PROMPT
Write the records below out in full, character for character, with no pictures.

MATERIAL PROVIDED

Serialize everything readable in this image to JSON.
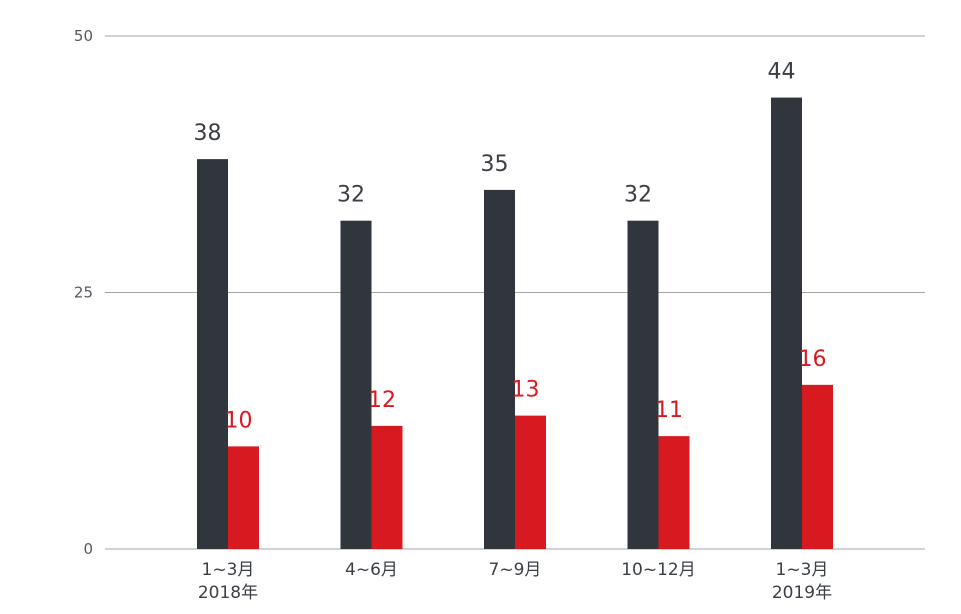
{
  "chart_data": {
    "type": "bar",
    "categories": [
      [
        "1~3月",
        "2018年"
      ],
      [
        "4~6月"
      ],
      [
        "7~9月"
      ],
      [
        "10~12月"
      ],
      [
        "1~3月",
        "2019年"
      ]
    ],
    "series": [
      {
        "values": [
          38,
          32,
          35,
          32,
          44
        ],
        "color": "#31363d"
      },
      {
        "values": [
          10,
          12,
          13,
          11,
          16
        ],
        "color": "#d71920",
        "label_color": "#d71920"
      }
    ],
    "yticks": [
      0,
      25,
      50
    ],
    "ylim": [
      0,
      50
    ],
    "grid": true,
    "grid_color": "#a6a6a6",
    "data_label_color": "#3a3f45",
    "title": "",
    "xlabel": "",
    "ylabel": ""
  }
}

TASK RESPONSE
Serialize everything readable in this image to JSON.
{
  "chart_data": {
    "type": "bar",
    "categories": [
      [
        "1~3月",
        "2018年"
      ],
      [
        "4~6月"
      ],
      [
        "7~9月"
      ],
      [
        "10~12月"
      ],
      [
        "1~3月",
        "2019年"
      ]
    ],
    "series": [
      {
        "values": [
          38,
          32,
          35,
          32,
          44
        ],
        "color": "#31363d"
      },
      {
        "values": [
          10,
          12,
          13,
          11,
          16
        ],
        "color": "#d71920",
        "label_color": "#d71920"
      }
    ],
    "yticks": [
      0,
      25,
      50
    ],
    "ylim": [
      0,
      50
    ],
    "grid": true,
    "grid_color": "#a6a6a6",
    "data_label_color": "#3a3f45",
    "title": "",
    "xlabel": "",
    "ylabel": ""
  }
}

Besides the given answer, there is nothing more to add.